Sr. Nirmala: The Guiding Light

By Subhasis Chattopadhyay –

Sannyasa means effecting an ontological break with one’s past; sannyasis let the dead bury their dead. They are themselves dead to this passing world. Frs. Bede Griffiths (Swami Dayananda) and Henri Le Saux (Swami Abhishiktananda) were both Benedictines who became sannyasis without deviating from their Roman Catholic roots.

Syncretising Hinduism with Christianity, we have Mary who had a very anxious sister Martha as distinct from the Mother of God. When the Light shines in contemplation of the dazzling beauty of God, public apostolates and the vita activa become redundant. For anyone to make prayer and contemplation her only way of being is to affirm that prayer and God’s direct presence and intervention in human history is very real.

After all, what avails that a man rises early and sleeps late if God does not keep watch? My first encounter with Roman Catholic contemplatives happened in the graveyard for Christian Brothers and many Calcutta-Jesuits at the cemetery adjacent to Kolkata’s busy local-train hub, Sealdah Station. There is St. John’s Church here, adjacent to which is a Roman Catholic graveyard and these two are looked after by a group of cloistered women-religious. Sealdah was then as it is now a very chaotic station where the announcement for trains is often drowned by the collective hum of humanity in transit.

One day, I stumbled upon Sisters in white sarees with blue borders telling the Rosary inside the graveyard and I saw a very old nun using a broom to clean the cemetery’s narrow paths. She was Sr. Barbara M.C., one of Mother Teresa’s first followers and then I was asked that first day by a soft-spoken nun, whether I wanted to come in to their home adjacent to the cemetery. I was then 10/11 and had happily agreed. I entered their red-brick building and I remember a dark room where many other nuns were kneeling straight without pews while adoring the Blessed Sacrament. That time I did not know it was called the Blessed Sacrament.

This soft-spoken nun and Sr. Barbara gave me some sweets in that darkness and let me be. I soon tired of the silence, being a talkative person and for the next few months went to that monastery to play with the nuns and to hear of Heaven, Hell and Purgatory. That was the time that my understanding of the choirs of Holy Angels was drilled into me by that soft-spoken nun and Sr. Barbara. When today I meet Catholic scholars, who pooh pooh the existence of the Archangels and each of our own guardian angels; I know they are ashamed of the Mystery of their own Faith. They are ignorant of both their own Faith as well as branches of Hinduism. That soft-spoken nun who went on to become a global celebrity against her own wishes taught me on Fridays in that cemetery the need for invoking the Holy Angels.

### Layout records
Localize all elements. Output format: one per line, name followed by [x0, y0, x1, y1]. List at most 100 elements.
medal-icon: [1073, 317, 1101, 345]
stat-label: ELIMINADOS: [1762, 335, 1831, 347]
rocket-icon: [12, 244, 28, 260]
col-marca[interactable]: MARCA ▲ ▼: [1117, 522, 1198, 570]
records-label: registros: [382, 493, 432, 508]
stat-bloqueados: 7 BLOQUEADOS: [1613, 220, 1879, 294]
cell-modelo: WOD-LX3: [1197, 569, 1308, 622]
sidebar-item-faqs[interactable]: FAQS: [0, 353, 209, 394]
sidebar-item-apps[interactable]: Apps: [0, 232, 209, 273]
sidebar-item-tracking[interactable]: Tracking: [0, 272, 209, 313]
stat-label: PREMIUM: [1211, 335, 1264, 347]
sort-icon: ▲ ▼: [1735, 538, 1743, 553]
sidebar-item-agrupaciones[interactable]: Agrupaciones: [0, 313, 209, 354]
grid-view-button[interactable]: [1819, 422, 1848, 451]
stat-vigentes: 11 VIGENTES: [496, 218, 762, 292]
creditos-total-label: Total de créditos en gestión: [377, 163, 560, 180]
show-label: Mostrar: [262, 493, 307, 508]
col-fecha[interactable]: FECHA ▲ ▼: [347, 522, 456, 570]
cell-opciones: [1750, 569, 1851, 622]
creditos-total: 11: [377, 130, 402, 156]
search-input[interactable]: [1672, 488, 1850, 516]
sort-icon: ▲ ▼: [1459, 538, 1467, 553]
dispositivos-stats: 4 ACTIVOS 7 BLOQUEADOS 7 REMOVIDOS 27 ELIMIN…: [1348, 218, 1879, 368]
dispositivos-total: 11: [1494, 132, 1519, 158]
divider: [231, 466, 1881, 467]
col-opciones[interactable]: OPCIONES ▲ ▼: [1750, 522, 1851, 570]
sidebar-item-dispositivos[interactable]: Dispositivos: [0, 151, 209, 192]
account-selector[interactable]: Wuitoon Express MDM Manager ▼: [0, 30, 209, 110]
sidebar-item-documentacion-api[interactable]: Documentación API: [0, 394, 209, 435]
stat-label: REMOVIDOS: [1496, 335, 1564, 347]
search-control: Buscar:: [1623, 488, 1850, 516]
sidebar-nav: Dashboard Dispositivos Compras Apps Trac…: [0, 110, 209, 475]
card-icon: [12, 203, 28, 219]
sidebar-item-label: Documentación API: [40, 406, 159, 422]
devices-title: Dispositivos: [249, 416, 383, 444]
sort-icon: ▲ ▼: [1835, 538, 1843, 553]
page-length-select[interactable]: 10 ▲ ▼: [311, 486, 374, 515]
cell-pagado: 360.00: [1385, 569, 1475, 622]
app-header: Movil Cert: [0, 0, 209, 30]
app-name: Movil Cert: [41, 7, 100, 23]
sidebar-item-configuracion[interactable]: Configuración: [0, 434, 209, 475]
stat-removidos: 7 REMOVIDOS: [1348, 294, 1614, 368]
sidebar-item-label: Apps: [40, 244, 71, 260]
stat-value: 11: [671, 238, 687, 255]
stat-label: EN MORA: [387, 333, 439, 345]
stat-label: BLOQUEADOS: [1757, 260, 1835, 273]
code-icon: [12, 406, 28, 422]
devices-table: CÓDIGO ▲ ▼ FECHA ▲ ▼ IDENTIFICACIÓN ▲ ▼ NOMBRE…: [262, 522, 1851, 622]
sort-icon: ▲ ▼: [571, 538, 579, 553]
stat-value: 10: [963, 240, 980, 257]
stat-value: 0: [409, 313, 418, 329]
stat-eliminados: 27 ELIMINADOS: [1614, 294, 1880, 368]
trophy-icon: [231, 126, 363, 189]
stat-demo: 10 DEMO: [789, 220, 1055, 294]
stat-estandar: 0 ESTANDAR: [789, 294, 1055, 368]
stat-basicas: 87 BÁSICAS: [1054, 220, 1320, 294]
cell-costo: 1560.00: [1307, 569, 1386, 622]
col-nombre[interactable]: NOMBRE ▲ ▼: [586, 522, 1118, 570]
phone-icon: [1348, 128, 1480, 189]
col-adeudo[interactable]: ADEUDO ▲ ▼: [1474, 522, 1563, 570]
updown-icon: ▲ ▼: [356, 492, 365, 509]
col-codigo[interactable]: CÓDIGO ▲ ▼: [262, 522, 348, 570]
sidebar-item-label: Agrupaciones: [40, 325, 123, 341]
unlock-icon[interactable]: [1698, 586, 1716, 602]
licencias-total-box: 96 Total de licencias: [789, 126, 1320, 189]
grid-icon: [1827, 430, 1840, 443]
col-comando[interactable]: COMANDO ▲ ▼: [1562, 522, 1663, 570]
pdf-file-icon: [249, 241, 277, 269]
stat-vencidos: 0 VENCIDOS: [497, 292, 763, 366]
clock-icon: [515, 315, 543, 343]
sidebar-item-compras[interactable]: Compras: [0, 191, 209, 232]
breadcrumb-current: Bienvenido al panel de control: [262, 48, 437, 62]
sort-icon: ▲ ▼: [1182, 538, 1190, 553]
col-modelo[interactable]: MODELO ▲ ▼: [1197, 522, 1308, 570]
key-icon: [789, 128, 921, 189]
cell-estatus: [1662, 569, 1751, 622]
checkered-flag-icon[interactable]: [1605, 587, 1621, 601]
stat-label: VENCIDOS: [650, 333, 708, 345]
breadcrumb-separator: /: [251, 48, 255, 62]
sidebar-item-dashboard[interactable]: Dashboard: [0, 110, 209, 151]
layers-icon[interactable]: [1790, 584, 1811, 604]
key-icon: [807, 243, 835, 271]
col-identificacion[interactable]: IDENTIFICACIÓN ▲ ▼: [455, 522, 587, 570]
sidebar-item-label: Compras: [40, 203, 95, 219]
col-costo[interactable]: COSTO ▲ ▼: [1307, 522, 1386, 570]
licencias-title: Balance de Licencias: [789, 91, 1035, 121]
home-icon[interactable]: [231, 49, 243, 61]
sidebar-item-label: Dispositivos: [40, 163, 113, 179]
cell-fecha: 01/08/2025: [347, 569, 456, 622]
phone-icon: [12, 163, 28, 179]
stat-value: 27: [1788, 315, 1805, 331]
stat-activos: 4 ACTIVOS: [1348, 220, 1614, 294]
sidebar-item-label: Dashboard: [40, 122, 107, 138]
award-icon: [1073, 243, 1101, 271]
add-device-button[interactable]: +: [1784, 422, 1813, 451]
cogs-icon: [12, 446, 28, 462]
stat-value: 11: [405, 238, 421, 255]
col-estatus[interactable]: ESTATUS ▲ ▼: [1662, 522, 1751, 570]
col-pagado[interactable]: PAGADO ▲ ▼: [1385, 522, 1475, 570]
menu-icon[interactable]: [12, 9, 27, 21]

### Directions
A – Decide whether each statement agrees with the essay on Sr. Nirmala, answering yes or no and quoting the words that settle it: (i) Sr. Barbara was one of Mother Teresa's first followers. (ii) The nuns in the dark room knelt in pews. (iii) The graveyard is adjacent to Howrah Station.
B – In the essay on Sr. Nirmala, what color were the borders on the Sisters' white sarees?
C – Copy the passage of the essay on Sr. Nirmala starting at "After all, what" and ending at "humanity in transit.".
The data above is separate material and is not part of the essay on Sr. Nirmala.

### Task-by-task results
A –
(i) Yes: "She was Sr. Barbara M.C., one of Mother Teresa’s first followers"
(ii) No: "many other nuns were kneeling straight without pews while adoring the Blessed Sacrament"
(iii) No: "the cemetery adjacent to Kolkata’s busy local-train hub, Sealdah Station"

B – Blue.

C –
After all, what avails that a man rises early and sleeps late if God does not keep watch? My first encounter with Roman Catholic contemplatives happened in the graveyard for Christian Brothers and many Calcutta-Jesuits at the cemetery adjacent to Kolkata’s busy local-train hub, Sealdah Station. There is St. John’s Church here, adjacent to which is a Roman Catholic graveyard and these two are looked after by a group of cloistered women-religious. Sealdah was then as it is now a very chaotic station where the announcement for trains is often drowned by the collective hum of humanity in transit.